-------- EXTRACTED DATA --------

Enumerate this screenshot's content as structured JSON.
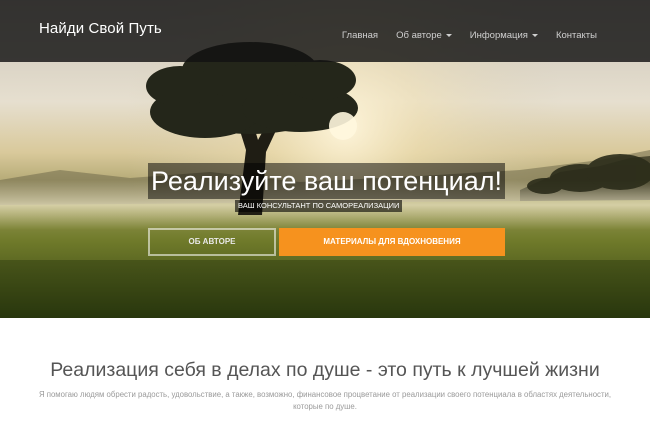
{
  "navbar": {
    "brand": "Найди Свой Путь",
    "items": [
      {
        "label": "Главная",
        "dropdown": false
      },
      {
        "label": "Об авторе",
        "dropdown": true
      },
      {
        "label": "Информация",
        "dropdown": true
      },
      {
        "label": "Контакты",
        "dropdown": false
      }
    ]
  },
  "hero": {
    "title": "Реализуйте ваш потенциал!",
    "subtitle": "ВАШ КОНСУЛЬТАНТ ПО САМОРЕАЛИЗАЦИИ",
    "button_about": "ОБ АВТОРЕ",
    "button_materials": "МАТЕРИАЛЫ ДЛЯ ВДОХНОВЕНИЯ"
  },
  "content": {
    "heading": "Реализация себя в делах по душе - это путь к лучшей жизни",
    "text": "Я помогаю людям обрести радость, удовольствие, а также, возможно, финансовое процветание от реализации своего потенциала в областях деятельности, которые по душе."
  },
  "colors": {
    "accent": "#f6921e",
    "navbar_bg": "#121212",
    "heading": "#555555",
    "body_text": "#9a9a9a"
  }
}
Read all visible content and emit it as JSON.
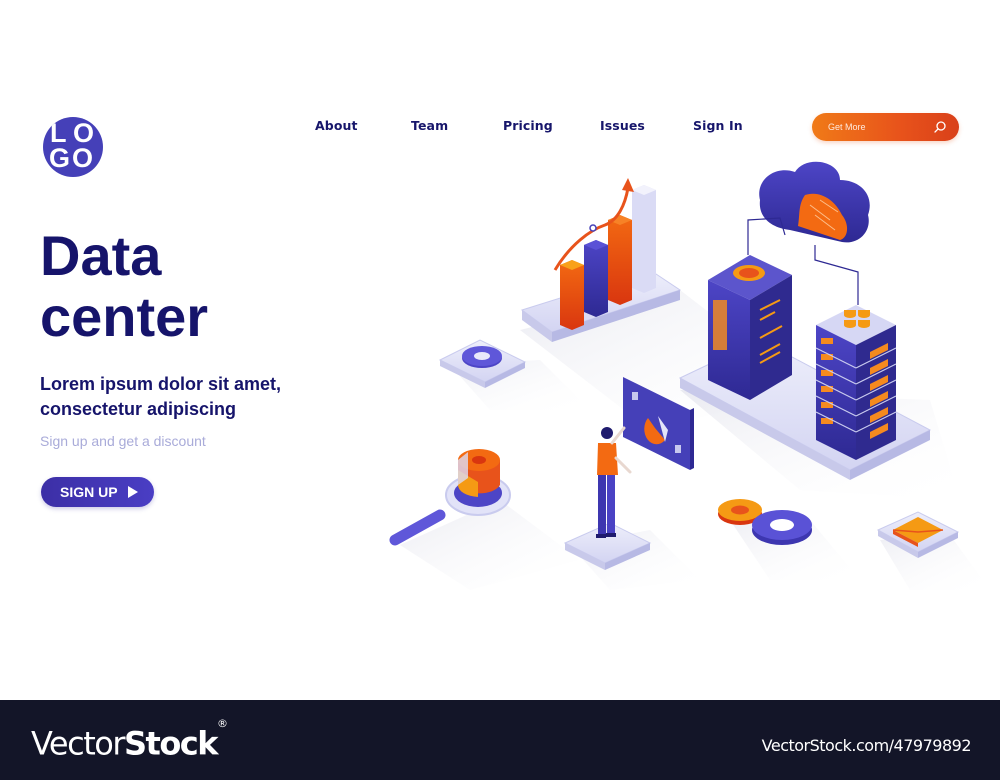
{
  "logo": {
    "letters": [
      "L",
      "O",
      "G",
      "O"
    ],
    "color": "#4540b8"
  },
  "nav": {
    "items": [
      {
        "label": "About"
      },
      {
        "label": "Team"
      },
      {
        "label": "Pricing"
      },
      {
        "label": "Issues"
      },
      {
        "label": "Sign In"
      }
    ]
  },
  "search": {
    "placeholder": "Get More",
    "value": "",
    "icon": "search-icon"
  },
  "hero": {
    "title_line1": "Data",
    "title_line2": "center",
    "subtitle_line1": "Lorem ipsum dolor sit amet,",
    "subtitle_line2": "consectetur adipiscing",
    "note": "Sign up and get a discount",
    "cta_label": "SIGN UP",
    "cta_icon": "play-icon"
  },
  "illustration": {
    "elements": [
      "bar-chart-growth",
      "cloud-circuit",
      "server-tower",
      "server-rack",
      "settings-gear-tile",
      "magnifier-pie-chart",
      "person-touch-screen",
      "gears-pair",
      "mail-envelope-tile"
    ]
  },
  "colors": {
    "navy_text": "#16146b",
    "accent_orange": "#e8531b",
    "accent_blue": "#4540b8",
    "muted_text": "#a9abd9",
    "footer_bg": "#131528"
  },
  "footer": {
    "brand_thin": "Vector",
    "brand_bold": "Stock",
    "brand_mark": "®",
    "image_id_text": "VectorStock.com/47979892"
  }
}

--------
-------- EXTRACTED DATA --------

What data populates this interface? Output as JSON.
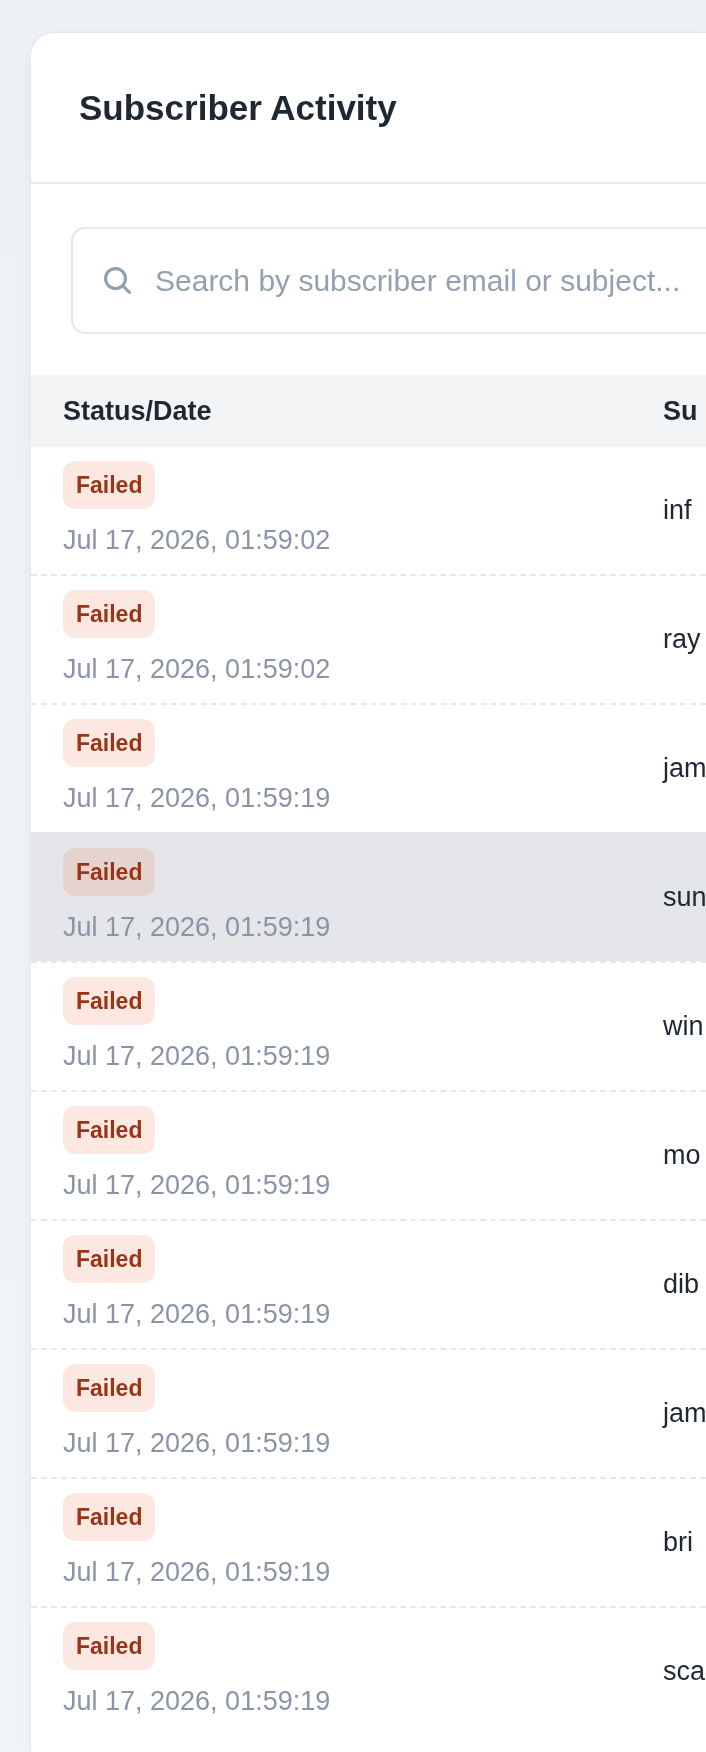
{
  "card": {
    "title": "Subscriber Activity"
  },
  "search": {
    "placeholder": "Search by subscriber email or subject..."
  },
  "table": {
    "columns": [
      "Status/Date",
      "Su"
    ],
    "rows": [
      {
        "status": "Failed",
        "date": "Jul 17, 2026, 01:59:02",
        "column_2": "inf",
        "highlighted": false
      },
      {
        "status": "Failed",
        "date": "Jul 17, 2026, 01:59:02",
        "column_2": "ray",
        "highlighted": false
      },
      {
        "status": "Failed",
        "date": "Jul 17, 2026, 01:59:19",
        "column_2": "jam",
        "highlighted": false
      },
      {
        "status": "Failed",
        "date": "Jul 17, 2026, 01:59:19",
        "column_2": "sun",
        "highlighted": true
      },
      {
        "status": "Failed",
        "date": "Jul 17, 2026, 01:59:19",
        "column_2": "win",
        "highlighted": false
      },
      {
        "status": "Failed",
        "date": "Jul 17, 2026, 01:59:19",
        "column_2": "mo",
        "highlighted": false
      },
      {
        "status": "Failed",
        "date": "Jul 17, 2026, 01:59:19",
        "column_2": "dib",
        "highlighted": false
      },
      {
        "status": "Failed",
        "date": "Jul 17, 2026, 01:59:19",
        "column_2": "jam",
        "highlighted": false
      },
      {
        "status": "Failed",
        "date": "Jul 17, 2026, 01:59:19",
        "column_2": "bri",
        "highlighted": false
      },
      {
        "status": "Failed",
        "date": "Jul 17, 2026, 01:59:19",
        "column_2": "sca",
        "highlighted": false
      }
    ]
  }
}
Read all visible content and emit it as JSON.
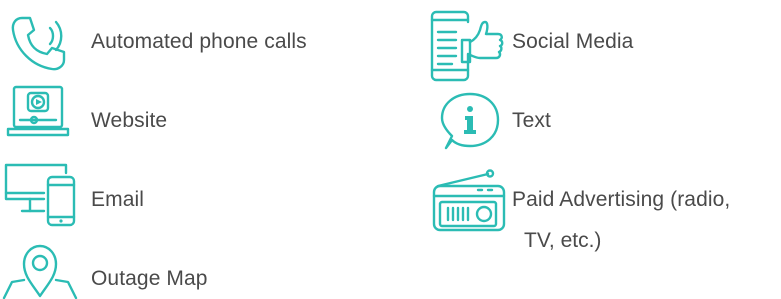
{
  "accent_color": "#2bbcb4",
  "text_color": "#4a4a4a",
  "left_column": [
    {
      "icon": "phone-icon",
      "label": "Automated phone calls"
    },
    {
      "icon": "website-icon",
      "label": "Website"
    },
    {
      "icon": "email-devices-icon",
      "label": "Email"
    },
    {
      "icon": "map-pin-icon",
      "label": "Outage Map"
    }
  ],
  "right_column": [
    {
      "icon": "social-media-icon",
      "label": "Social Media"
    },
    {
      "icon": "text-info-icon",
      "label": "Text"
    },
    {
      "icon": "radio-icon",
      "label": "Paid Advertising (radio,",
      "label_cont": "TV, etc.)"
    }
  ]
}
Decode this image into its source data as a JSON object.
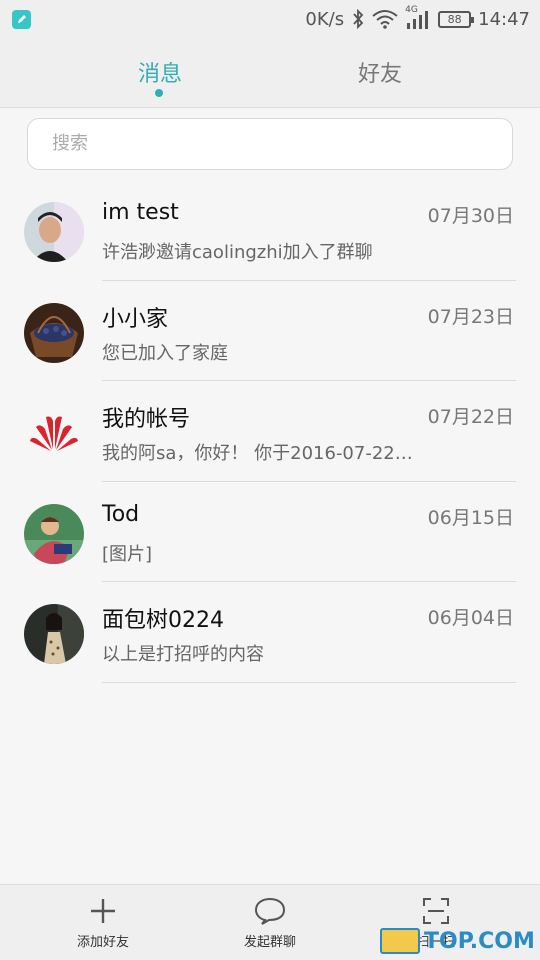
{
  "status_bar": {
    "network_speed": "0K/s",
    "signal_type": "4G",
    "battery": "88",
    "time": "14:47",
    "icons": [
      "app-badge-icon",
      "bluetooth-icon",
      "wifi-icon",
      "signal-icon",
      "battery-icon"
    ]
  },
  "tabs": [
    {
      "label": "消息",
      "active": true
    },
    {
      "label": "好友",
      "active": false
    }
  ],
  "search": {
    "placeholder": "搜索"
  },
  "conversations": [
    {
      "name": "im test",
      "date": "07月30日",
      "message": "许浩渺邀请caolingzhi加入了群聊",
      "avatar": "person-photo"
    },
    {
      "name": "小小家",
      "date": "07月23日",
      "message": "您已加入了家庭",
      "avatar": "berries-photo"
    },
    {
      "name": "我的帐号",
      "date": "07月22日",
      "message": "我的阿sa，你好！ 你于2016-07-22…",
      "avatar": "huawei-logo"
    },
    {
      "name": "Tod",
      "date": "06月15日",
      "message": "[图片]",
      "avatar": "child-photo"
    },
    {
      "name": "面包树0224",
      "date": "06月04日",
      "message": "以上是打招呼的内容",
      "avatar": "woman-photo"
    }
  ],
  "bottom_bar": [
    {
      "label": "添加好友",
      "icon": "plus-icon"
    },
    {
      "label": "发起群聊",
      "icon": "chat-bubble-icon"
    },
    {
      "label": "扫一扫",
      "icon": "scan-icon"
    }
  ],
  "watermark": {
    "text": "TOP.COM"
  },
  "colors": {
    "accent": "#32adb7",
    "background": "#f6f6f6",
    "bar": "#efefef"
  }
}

--------
-------- EXTRACTED DATA --------

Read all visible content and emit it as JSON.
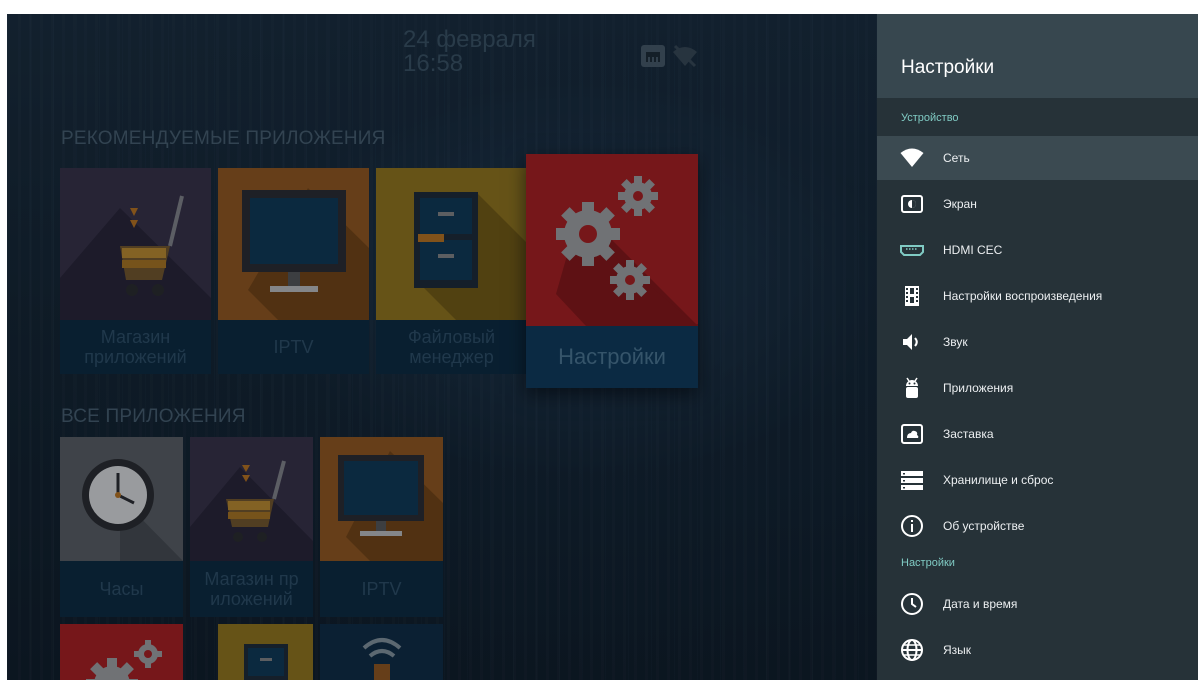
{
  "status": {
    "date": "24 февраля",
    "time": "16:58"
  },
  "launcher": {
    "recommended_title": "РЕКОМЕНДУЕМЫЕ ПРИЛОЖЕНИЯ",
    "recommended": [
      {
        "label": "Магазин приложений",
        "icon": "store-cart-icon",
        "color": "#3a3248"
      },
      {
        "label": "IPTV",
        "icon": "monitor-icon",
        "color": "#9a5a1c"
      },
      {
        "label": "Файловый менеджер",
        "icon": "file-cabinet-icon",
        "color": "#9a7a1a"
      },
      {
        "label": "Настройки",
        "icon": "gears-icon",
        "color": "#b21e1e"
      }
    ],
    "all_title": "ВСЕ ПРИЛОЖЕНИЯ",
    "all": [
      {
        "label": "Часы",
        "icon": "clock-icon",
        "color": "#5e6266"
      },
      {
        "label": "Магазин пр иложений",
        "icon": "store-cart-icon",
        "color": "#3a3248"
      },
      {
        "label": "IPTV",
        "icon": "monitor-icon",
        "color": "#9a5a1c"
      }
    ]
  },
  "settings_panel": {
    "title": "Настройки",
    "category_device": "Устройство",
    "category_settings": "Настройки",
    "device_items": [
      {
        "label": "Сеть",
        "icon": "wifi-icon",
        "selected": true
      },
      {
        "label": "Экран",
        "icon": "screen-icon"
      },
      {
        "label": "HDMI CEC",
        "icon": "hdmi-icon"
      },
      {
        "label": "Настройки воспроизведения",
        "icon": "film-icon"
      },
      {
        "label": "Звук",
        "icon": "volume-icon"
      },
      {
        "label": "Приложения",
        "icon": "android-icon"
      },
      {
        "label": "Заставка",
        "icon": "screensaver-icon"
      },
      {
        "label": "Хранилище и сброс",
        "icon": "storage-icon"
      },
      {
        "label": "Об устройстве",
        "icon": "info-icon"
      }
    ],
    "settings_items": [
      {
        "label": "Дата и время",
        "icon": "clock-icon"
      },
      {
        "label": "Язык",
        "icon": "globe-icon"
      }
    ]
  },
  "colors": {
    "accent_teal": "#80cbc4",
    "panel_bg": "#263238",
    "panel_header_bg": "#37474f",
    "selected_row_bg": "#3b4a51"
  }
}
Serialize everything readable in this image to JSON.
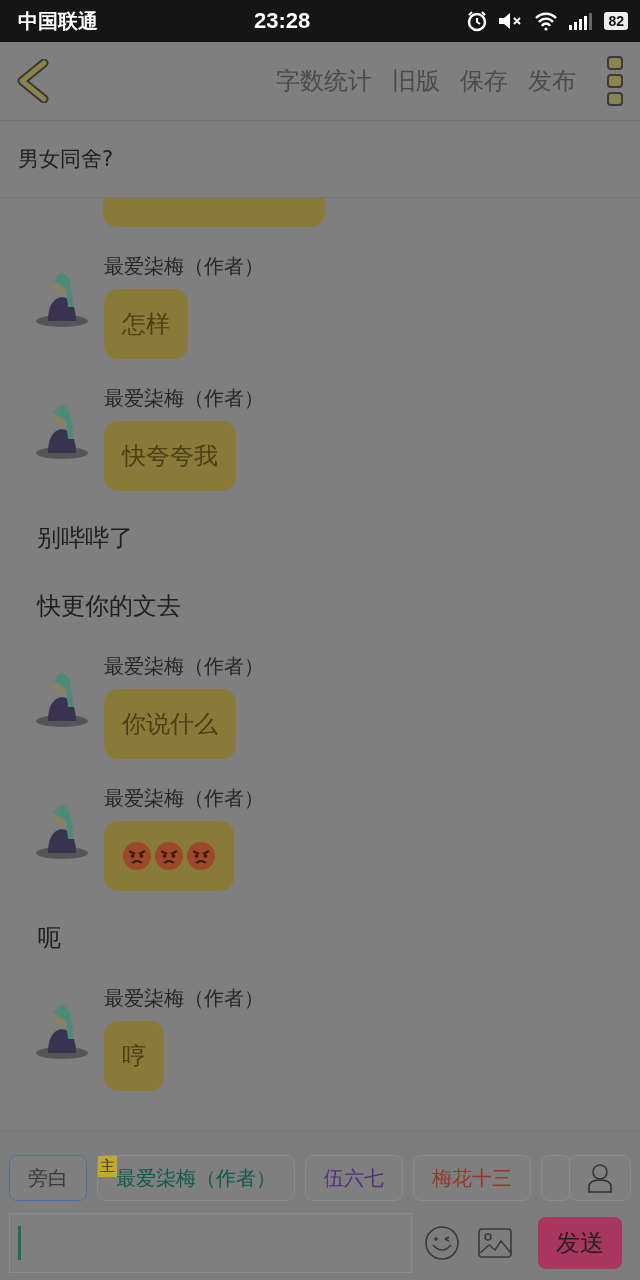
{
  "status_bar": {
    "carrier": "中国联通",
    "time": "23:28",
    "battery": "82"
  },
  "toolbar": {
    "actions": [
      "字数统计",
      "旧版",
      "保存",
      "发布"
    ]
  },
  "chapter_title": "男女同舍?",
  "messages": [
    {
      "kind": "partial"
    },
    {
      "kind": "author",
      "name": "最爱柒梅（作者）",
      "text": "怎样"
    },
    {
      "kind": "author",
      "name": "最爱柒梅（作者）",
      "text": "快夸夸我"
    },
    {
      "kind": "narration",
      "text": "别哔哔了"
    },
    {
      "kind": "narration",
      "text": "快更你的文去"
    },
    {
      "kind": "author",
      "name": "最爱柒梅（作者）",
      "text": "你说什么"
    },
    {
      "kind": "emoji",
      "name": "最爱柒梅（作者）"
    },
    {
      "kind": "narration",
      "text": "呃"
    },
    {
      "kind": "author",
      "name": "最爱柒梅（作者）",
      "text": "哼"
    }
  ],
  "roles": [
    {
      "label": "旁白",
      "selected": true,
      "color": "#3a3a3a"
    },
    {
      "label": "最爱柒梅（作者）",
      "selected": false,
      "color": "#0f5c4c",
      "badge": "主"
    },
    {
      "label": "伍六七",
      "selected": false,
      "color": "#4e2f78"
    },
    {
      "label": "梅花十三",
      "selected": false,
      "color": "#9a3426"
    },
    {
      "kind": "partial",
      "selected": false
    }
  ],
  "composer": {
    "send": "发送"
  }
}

--------

_SET EXERCISE_
All lines above containing the string "placeholder" are to be collected.

_EXERCISE SOLUTION_
    "placeholder": "Get More",
    "placeholder": "Search by subscriber email or subject..."
    "placeholder": "搜索"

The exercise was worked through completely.